■ Problem to work on
What is the number of lines in the entries that include the word "GigabitEthernet"? Respond with the number only.

■ Records provided

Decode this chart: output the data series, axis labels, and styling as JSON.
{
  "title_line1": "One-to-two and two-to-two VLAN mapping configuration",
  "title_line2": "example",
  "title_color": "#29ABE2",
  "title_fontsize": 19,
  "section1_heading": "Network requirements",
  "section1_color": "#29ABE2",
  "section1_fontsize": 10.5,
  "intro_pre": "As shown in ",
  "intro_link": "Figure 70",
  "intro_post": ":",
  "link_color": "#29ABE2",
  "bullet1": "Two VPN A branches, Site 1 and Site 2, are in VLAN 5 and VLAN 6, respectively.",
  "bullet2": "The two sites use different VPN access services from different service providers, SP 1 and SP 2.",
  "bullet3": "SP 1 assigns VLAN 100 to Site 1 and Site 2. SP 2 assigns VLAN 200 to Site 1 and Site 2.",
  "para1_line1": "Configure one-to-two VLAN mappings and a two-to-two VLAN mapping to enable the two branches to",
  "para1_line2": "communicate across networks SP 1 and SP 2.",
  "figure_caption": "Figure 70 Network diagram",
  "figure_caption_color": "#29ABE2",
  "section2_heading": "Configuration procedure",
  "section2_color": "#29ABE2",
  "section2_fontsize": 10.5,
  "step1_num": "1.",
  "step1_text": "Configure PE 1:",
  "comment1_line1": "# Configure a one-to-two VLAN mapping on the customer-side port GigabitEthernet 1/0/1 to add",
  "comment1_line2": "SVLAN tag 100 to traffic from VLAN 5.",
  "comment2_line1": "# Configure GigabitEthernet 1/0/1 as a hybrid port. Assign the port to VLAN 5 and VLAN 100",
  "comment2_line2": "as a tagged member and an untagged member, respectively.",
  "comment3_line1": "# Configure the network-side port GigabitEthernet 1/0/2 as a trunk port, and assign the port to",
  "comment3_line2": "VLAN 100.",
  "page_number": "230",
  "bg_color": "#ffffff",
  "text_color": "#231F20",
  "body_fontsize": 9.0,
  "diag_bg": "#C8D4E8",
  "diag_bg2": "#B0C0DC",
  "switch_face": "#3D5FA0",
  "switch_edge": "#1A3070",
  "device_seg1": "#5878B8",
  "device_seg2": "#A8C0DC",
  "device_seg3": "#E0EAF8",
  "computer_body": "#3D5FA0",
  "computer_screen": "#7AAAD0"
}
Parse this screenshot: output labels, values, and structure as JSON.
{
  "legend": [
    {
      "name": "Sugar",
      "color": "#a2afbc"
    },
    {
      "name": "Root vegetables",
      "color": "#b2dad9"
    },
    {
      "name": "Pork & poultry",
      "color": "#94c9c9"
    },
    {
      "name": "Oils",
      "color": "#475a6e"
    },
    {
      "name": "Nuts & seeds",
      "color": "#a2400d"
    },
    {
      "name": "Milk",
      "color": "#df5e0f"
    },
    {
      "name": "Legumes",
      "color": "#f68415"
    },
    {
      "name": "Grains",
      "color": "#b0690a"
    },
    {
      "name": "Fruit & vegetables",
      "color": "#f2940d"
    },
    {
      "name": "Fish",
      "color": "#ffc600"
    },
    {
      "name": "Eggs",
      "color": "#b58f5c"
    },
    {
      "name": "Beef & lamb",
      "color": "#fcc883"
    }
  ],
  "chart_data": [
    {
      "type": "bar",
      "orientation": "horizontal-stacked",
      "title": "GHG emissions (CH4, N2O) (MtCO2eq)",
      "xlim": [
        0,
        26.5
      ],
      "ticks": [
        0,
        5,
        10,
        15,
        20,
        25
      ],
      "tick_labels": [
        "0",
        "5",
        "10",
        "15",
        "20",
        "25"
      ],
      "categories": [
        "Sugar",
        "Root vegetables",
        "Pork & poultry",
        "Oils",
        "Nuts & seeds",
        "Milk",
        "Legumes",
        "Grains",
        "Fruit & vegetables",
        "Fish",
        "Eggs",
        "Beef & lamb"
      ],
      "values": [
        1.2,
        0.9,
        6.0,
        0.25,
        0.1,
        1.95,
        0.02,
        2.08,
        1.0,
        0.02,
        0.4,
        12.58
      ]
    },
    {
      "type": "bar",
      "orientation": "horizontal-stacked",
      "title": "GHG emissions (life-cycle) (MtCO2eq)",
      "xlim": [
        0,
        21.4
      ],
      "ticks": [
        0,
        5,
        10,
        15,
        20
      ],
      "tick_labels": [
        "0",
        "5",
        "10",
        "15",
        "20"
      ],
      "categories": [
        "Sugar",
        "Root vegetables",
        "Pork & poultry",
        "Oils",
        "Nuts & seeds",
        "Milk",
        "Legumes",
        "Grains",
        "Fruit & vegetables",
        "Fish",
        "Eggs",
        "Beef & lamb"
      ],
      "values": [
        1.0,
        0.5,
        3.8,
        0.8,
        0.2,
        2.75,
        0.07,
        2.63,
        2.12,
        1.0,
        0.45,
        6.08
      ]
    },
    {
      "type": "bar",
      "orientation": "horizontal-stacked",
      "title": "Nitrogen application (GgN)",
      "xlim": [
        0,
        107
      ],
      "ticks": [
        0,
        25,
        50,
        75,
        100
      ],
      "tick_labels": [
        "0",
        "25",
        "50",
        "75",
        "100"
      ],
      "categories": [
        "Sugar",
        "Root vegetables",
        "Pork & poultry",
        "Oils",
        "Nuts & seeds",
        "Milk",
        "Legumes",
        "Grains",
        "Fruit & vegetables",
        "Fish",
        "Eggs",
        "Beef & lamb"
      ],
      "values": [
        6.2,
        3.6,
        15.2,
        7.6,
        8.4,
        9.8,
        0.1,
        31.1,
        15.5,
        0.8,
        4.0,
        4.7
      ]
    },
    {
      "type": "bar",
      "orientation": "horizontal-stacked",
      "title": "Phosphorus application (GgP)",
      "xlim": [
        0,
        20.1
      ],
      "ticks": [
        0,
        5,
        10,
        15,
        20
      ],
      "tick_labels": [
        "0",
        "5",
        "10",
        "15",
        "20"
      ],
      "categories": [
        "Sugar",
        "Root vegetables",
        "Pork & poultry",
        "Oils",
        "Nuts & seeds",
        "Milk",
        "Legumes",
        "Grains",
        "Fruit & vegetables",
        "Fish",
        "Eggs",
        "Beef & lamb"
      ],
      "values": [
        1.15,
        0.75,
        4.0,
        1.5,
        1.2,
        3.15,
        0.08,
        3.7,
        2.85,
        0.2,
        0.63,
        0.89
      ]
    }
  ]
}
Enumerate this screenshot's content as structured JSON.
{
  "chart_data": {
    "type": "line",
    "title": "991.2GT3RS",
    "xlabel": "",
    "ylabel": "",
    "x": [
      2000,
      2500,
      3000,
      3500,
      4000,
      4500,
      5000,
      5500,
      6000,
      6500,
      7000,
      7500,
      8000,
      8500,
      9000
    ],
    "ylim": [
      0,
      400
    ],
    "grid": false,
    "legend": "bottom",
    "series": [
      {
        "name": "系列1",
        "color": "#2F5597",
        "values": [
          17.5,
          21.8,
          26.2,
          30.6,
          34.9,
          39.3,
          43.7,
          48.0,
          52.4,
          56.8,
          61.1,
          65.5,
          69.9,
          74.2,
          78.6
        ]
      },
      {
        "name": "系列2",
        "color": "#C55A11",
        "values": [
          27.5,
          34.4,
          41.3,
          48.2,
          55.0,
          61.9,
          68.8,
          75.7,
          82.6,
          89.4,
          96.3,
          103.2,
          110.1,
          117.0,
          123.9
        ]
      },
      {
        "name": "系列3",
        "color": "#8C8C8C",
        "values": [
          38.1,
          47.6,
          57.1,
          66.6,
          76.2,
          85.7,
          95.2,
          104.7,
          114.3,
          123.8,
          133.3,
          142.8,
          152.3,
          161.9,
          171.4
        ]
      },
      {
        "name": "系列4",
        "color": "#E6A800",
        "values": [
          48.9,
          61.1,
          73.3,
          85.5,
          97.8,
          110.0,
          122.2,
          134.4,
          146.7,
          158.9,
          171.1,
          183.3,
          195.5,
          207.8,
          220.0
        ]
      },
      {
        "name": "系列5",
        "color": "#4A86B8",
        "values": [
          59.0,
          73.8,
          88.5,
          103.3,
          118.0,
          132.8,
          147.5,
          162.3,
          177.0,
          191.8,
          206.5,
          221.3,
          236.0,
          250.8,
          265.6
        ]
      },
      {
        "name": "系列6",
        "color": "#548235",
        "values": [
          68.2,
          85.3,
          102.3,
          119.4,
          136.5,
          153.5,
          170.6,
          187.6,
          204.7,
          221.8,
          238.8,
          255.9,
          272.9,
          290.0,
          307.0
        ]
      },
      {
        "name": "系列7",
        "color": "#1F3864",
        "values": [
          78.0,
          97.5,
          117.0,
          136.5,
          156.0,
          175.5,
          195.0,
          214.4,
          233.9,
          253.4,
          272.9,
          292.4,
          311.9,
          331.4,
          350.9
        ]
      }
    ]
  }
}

■ The output
3